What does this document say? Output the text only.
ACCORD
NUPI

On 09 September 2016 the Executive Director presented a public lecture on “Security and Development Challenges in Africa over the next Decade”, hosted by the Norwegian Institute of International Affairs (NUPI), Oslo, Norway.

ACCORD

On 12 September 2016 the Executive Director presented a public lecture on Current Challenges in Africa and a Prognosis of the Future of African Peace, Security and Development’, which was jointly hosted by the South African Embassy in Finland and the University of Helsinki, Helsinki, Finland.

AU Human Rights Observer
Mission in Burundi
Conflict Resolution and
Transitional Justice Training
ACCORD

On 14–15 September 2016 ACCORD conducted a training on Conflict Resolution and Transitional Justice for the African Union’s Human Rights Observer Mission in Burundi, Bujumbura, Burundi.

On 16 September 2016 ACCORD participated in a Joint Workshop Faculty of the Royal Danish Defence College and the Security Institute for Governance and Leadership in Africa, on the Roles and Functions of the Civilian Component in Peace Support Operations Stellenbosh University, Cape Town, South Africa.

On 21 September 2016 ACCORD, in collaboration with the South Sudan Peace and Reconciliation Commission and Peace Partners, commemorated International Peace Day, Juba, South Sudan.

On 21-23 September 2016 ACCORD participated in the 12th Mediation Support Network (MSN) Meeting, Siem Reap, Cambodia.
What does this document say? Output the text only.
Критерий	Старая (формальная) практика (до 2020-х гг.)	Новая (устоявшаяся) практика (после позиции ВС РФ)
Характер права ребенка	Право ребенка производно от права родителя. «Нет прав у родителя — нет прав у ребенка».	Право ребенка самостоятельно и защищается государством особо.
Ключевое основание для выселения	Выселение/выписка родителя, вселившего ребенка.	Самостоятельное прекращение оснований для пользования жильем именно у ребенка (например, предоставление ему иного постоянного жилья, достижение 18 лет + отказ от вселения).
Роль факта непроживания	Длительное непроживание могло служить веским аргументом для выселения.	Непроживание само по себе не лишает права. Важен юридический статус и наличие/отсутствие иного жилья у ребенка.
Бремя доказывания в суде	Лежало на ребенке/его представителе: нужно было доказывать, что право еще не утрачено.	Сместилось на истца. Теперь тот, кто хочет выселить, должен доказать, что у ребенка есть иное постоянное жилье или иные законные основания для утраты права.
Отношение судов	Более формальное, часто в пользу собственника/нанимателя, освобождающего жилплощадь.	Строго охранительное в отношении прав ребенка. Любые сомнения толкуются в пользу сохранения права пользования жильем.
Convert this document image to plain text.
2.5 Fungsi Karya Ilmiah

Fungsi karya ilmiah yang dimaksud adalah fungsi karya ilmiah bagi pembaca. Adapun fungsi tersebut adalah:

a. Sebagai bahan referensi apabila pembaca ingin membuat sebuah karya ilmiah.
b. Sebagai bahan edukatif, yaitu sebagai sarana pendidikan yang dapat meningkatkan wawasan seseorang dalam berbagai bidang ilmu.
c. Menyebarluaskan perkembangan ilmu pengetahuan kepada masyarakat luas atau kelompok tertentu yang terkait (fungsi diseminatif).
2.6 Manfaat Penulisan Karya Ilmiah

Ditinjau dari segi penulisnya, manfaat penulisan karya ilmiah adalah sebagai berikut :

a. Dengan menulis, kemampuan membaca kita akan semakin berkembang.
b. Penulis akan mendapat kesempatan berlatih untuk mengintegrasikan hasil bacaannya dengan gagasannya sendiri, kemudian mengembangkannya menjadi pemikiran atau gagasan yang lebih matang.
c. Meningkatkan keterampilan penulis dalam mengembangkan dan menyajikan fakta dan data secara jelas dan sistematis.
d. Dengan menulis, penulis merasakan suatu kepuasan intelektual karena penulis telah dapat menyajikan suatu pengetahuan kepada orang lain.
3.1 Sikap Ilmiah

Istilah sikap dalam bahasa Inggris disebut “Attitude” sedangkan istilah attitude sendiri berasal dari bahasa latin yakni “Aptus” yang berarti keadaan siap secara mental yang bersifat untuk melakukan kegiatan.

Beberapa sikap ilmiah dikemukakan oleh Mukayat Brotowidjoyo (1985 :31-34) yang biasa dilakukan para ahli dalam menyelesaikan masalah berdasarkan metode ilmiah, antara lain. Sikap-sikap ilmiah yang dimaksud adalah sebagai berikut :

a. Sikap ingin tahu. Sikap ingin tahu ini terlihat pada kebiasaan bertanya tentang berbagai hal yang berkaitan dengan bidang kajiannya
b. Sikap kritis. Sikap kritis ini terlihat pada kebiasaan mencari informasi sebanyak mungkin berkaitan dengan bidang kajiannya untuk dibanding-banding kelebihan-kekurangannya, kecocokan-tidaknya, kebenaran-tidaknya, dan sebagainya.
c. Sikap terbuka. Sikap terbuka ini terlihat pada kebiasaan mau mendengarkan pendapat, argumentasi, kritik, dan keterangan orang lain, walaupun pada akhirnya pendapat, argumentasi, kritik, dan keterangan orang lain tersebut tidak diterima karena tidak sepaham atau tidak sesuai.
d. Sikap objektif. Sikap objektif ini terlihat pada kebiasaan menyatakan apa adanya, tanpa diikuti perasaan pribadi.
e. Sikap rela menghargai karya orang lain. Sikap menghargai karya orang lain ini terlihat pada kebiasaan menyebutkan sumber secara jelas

• _Instructions for the task_
What is the number of lines in the data that hold the string "secara"? Answer with the number only.

• _Complete response_
3